DIRECTIONS ▸
Return the listing word for word, as given.

========

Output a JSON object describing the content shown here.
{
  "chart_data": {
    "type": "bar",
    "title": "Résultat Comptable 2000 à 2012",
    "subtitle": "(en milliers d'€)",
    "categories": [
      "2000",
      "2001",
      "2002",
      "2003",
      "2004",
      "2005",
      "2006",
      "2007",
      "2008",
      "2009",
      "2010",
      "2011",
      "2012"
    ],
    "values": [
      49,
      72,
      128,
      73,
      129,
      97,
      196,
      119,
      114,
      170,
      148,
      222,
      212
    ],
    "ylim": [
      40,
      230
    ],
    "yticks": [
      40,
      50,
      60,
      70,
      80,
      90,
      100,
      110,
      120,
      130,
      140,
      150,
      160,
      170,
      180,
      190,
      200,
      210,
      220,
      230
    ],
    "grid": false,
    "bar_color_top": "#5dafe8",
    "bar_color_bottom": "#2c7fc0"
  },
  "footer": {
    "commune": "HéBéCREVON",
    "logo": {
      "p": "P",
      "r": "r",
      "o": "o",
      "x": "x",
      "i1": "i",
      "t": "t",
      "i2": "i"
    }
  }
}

========

COMPLETE RESPONSE ▸
Output a JSON object describing the content shown here.
{
  "chart_data": {
    "type": "bar",
    "title": "Résultat Comptable 2000 à 2012",
    "subtitle": "(en milliers d'€)",
    "categories": [
      "2000",
      "2001",
      "2002",
      "2003",
      "2004",
      "2005",
      "2006",
      "2007",
      "2008",
      "2009",
      "2010",
      "2011",
      "2012"
    ],
    "values": [
      49,
      72,
      128,
      73,
      129,
      97,
      196,
      119,
      114,
      170,
      148,
      222,
      212
    ],
    "ylim": [
      40,
      230
    ],
    "yticks": [
      40,
      50,
      60,
      70,
      80,
      90,
      100,
      110,
      120,
      130,
      140,
      150,
      160,
      170,
      180,
      190,
      200,
      210,
      220,
      230
    ],
    "grid": false,
    "bar_color_top": "#5dafe8",
    "bar_color_bottom": "#2c7fc0"
  },
  "footer": {
    "commune": "HéBéCREVON",
    "logo": {
      "p": "P",
      "r": "r",
      "o": "o",
      "x": "x",
      "i1": "i",
      "t": "t",
      "i2": "i"
    }
  }
}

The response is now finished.